Write out the listing in full, matching it word for word.

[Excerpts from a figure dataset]
....

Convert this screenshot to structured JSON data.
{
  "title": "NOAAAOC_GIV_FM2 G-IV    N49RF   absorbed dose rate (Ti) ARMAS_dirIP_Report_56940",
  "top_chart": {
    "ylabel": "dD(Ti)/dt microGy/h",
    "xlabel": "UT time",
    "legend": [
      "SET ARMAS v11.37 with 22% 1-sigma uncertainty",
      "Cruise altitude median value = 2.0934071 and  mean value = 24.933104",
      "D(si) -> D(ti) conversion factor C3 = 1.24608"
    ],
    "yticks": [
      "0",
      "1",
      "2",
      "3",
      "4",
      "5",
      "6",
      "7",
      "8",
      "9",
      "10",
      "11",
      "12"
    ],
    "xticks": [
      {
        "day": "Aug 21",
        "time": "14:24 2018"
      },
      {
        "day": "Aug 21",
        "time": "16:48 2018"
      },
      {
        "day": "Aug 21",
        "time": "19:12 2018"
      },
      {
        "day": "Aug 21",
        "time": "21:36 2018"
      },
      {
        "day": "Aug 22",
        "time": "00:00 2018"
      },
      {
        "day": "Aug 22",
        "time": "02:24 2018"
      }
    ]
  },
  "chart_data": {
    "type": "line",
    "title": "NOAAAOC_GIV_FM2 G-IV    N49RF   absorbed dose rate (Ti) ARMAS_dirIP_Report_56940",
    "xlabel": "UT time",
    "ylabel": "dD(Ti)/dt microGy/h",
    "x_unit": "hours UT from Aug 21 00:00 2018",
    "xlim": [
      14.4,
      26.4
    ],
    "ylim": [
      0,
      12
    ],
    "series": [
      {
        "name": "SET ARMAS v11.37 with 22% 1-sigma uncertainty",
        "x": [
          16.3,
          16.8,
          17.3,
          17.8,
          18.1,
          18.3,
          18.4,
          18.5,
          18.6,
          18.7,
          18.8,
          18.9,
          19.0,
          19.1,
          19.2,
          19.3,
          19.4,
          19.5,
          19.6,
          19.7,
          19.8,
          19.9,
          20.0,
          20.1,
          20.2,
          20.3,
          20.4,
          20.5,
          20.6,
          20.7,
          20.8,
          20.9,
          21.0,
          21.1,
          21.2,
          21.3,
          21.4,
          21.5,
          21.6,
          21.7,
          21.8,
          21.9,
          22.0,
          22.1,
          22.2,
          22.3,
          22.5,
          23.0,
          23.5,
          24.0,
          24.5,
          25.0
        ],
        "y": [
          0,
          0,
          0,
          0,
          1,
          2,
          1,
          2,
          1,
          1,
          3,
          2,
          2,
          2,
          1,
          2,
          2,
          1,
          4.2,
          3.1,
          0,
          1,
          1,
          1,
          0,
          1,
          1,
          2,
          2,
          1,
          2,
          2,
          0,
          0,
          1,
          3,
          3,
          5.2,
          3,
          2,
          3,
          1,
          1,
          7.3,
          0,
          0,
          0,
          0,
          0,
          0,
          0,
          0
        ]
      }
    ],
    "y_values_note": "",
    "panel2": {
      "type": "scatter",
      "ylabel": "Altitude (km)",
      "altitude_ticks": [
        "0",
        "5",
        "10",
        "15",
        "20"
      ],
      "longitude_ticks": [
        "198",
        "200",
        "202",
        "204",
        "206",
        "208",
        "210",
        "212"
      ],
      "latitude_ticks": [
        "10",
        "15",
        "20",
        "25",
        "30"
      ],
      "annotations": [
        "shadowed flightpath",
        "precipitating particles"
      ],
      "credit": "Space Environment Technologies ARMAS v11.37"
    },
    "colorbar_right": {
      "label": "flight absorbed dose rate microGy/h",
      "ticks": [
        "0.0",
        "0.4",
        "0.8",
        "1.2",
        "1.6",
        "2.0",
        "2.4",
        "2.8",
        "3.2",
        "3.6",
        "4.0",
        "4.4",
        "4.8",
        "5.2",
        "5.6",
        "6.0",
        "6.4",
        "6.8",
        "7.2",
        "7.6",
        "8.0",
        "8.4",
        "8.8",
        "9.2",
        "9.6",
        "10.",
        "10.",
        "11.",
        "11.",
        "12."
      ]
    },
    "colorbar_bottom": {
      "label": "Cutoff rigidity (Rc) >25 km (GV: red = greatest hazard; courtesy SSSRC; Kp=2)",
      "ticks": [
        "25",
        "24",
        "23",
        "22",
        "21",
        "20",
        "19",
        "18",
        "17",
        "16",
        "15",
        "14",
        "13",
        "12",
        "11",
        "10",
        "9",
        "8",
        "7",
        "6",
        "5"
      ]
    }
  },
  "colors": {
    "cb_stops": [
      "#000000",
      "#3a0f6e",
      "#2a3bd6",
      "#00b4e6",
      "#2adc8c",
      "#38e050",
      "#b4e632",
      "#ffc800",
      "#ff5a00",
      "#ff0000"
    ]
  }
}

....

Worked answer:
Convert this screenshot to structured JSON data.
{
  "title": "NOAAAOC_GIV_FM2 G-IV    N49RF   absorbed dose rate (Ti) ARMAS_dirIP_Report_56940",
  "top_chart": {
    "ylabel": "dD(Ti)/dt microGy/h",
    "xlabel": "UT time",
    "legend": [
      "SET ARMAS v11.37 with 22% 1-sigma uncertainty",
      "Cruise altitude median value = 2.0934071 and  mean value = 24.933104",
      "D(si) -> D(ti) conversion factor C3 = 1.24608"
    ],
    "yticks": [
      "0",
      "1",
      "2",
      "3",
      "4",
      "5",
      "6",
      "7",
      "8",
      "9",
      "10",
      "11",
      "12"
    ],
    "xticks": [
      {
        "day": "Aug 21",
        "time": "14:24 2018"
      },
      {
        "day": "Aug 21",
        "time": "16:48 2018"
      },
      {
        "day": "Aug 21",
        "time": "19:12 2018"
      },
      {
        "day": "Aug 21",
        "time": "21:36 2018"
      },
      {
        "day": "Aug 22",
        "time": "00:00 2018"
      },
      {
        "day": "Aug 22",
        "time": "02:24 2018"
      }
    ]
  },
  "chart_data": {
    "type": "line",
    "title": "NOAAAOC_GIV_FM2 G-IV    N49RF   absorbed dose rate (Ti) ARMAS_dirIP_Report_56940",
    "xlabel": "UT time",
    "ylabel": "dD(Ti)/dt microGy/h",
    "x_unit": "hours UT from Aug 21 00:00 2018",
    "xlim": [
      14.4,
      26.4
    ],
    "ylim": [
      0,
      12
    ],
    "series": [
      {
        "name": "SET ARMAS v11.37 with 22% 1-sigma uncertainty",
        "x": [
          16.3,
          16.8,
          17.3,
          17.8,
          18.1,
          18.3,
          18.4,
          18.5,
          18.6,
          18.7,
          18.8,
          18.9,
          19.0,
          19.1,
          19.2,
          19.3,
          19.4,
          19.5,
          19.6,
          19.7,
          19.8,
          19.9,
          20.0,
          20.1,
          20.2,
          20.3,
          20.4,
          20.5,
          20.6,
          20.7,
          20.8,
          20.9,
          21.0,
          21.1,
          21.2,
          21.3,
          21.4,
          21.5,
          21.6,
          21.7,
          21.8,
          21.9,
          22.0,
          22.1,
          22.2,
          22.3,
          22.5,
          23.0,
          23.5,
          24.0,
          24.5,
          25.0
        ],
        "y": [
          0,
          0,
          0,
          0,
          1,
          2,
          1,
          2,
          1,
          1,
          3,
          2,
          2,
          2,
          1,
          2,
          2,
          1,
          4.2,
          3.1,
          0,
          1,
          1,
          1,
          0,
          1,
          1,
          2,
          2,
          1,
          2,
          2,
          0,
          0,
          1,
          3,
          3,
          5.2,
          3,
          2,
          3,
          1,
          1,
          7.3,
          0,
          0,
          0,
          0,
          0,
          0,
          0,
          0
        ]
      }
    ],
    "y_values_note": "",
    "panel2": {
      "type": "scatter",
      "ylabel": "Altitude (km)",
      "altitude_ticks": [
        "0",
        "5",
        "10",
        "15",
        "20"
      ],
      "longitude_ticks": [
        "198",
        "200",
        "202",
        "204",
        "206",
        "208",
        "210",
        "212"
      ],
      "latitude_ticks": [
        "10",
        "15",
        "20",
        "25",
        "30"
      ],
      "annotations": [
        "shadowed flightpath",
        "precipitating particles"
      ],
      "credit": "Space Environment Technologies ARMAS v11.37"
    },
    "colorbar_right": {
      "label": "flight absorbed dose rate microGy/h",
      "ticks": [
        "0.0",
        "0.4",
        "0.8",
        "1.2",
        "1.6",
        "2.0",
        "2.4",
        "2.8",
        "3.2",
        "3.6",
        "4.0",
        "4.4",
        "4.8",
        "5.2",
        "5.6",
        "6.0",
        "6.4",
        "6.8",
        "7.2",
        "7.6",
        "8.0",
        "8.4",
        "8.8",
        "9.2",
        "9.6",
        "10.",
        "10.",
        "11.",
        "11.",
        "12."
      ]
    },
    "colorbar_bottom": {
      "label": "Cutoff rigidity (Rc) >25 km (GV: red = greatest hazard; courtesy SSSRC; Kp=2)",
      "ticks": [
        "25",
        "24",
        "23",
        "22",
        "21",
        "20",
        "19",
        "18",
        "17",
        "16",
        "15",
        "14",
        "13",
        "12",
        "11",
        "10",
        "9",
        "8",
        "7",
        "6",
        "5"
      ]
    }
  },
  "colors": {
    "cb_stops": [
      "#000000",
      "#3a0f6e",
      "#2a3bd6",
      "#00b4e6",
      "#2adc8c",
      "#38e050",
      "#b4e632",
      "#ffc800",
      "#ff5a00",
      "#ff0000"
    ]
  }
}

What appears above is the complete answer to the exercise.